— BEGIN —

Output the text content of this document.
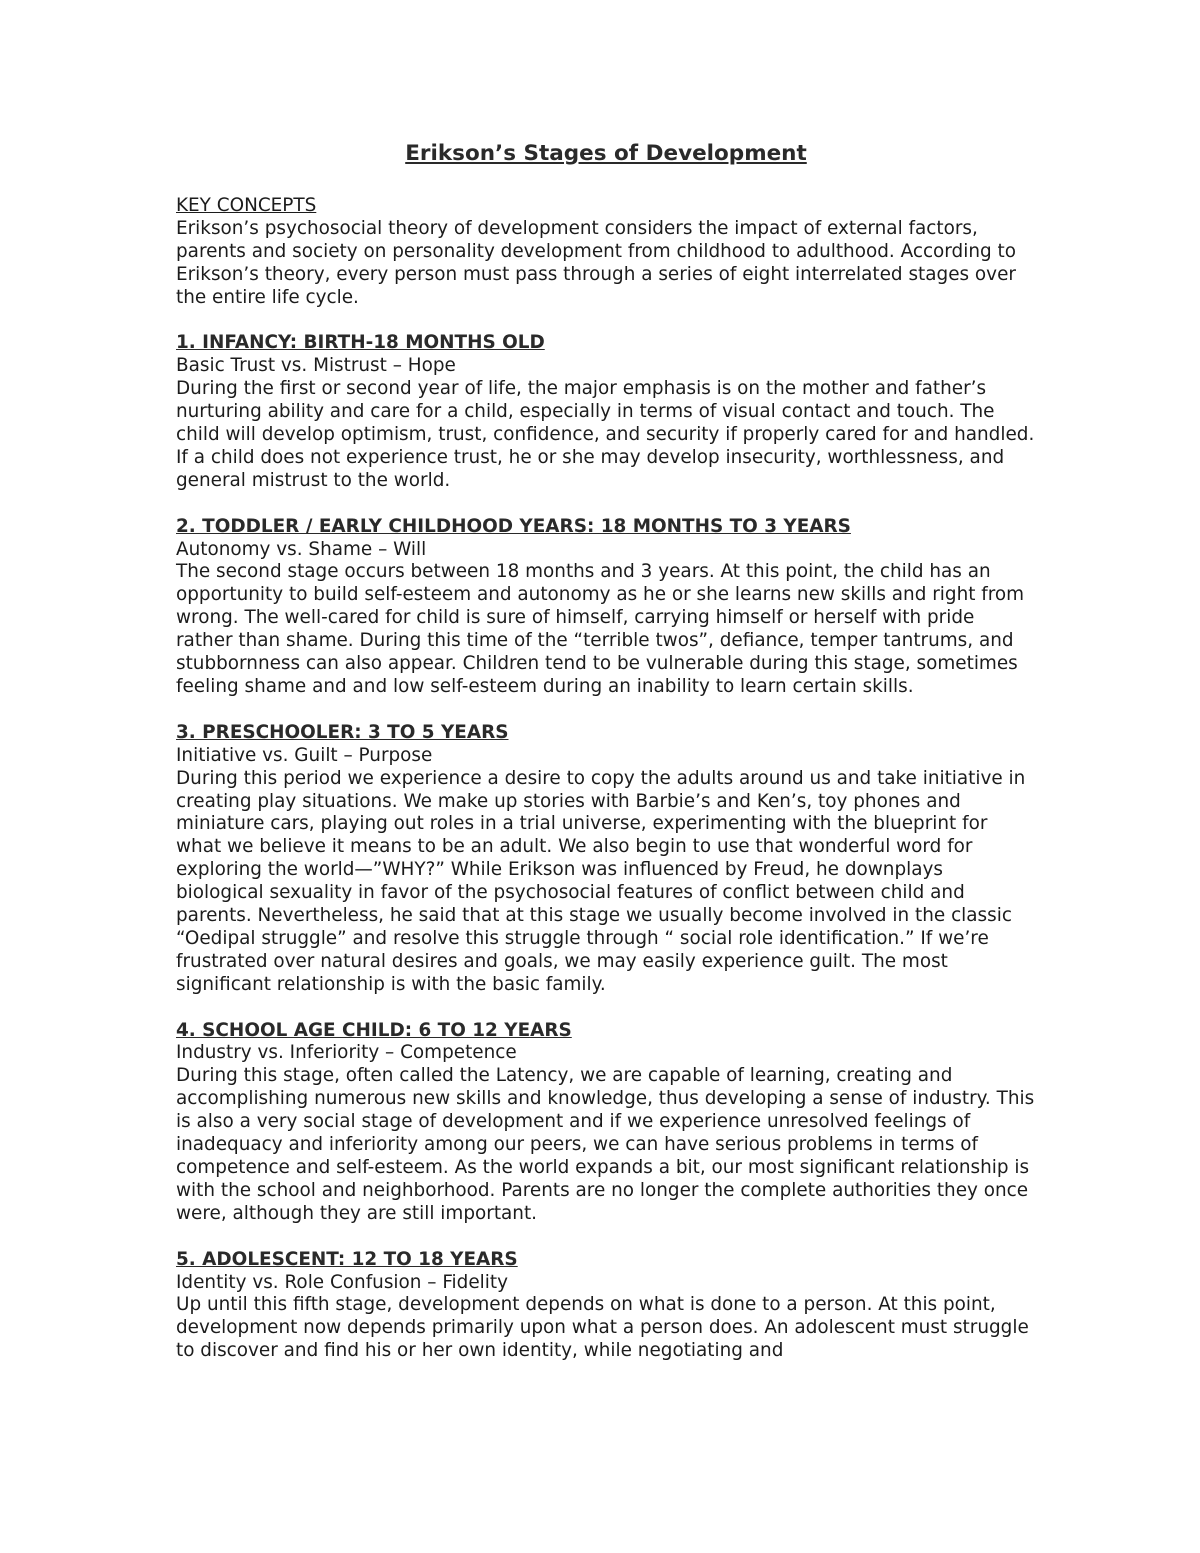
Erikson’s Stages of Development
KEY CONCEPTS

Erikson’s psychosocial theory of development considers the impact of external factors, parents and society on personality development from childhood to adulthood. According to Erikson’s theory, every person must pass through a series of eight interrelated stages over the entire life cycle.

1. INFANCY: BIRTH-18 MONTHS OLD
Basic Trust vs. Mistrust – Hope

During the first or second year of life, the major emphasis is on the mother and father’s nurturing ability and care for a child, especially in terms of visual contact and touch. The child will develop optimism, trust, confidence, and security if properly cared for and handled. If a child does not experience trust, he or she may develop insecurity, worthlessness, and general mistrust to the world.

2. TODDLER / EARLY CHILDHOOD YEARS: 18 MONTHS TO 3 YEARS
Autonomy vs. Shame – Will

The second stage occurs between 18 months and 3 years. At this point, the child has an opportunity to build self-esteem and autonomy as he or she learns new skills and right from wrong. The well-cared for child is sure of himself, carrying himself or herself with pride rather than shame. During this time of the “terrible twos”, defiance, temper tantrums, and stubbornness can also appear. Children tend to be vulnerable during this stage, sometimes feeling shame and and low self-esteem during an inability to learn certain skills.

3. PRESCHOOLER: 3 TO 5 YEARS
Initiative vs. Guilt – Purpose

During this period we experience a desire to copy the adults around us and take initiative in creating play situations. We make up stories with Barbie’s and Ken’s, toy phones and miniature cars, playing out roles in a trial universe, experimenting with the blueprint for what we believe it means to be an adult. We also begin to use that wonderful word for exploring the world—”WHY?” While Erikson was influenced by Freud, he downplays biological sexuality in favor of the psychosocial features of conflict between child and parents. Nevertheless, he said that at this stage we usually become involved in the classic “Oedipal struggle” and resolve this struggle through “ social role identification.” If we’re frustrated over natural desires and goals, we may easily experience guilt. The most significant relationship is with the basic family.

4. SCHOOL AGE CHILD: 6 TO 12 YEARS
Industry vs. Inferiority – Competence

During this stage, often called the Latency, we are capable of learning, creating and accomplishing numerous new skills and knowledge, thus developing a sense of industry. This is also a very social stage of development and if we experience unresolved feelings of inadequacy and inferiority among our peers, we can have serious problems in terms of competence and self-esteem. As the world expands a bit, our most significant relationship is with the school and neighborhood. Parents are no longer the complete authorities they once were, although they are still important.

5. ADOLESCENT: 12 TO 18 YEARS
Identity vs. Role Confusion – Fidelity

Up until this fifth stage, development depends on what is done to a person. At this point, development now depends primarily upon what a person does. An adolescent must struggle to discover and find his or her own identity, while negotiating and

— END —

## What you need to do:
In the records above, locate each line with the word "must". Copy all such lines.

## Result:
Erikson’s psychosocial theory of development considers the impact of external factors, parents and society on personality development from childhood to adulthood. According to Erikson’s theory, every person must pass through a series of eight interrelated stages over the entire life cycle.
Up until this fifth stage, development depends on what is done to a person. At this point, development now depends primarily upon what a person does. An adolescent must struggle to discover and find his or her own identity, while negotiating and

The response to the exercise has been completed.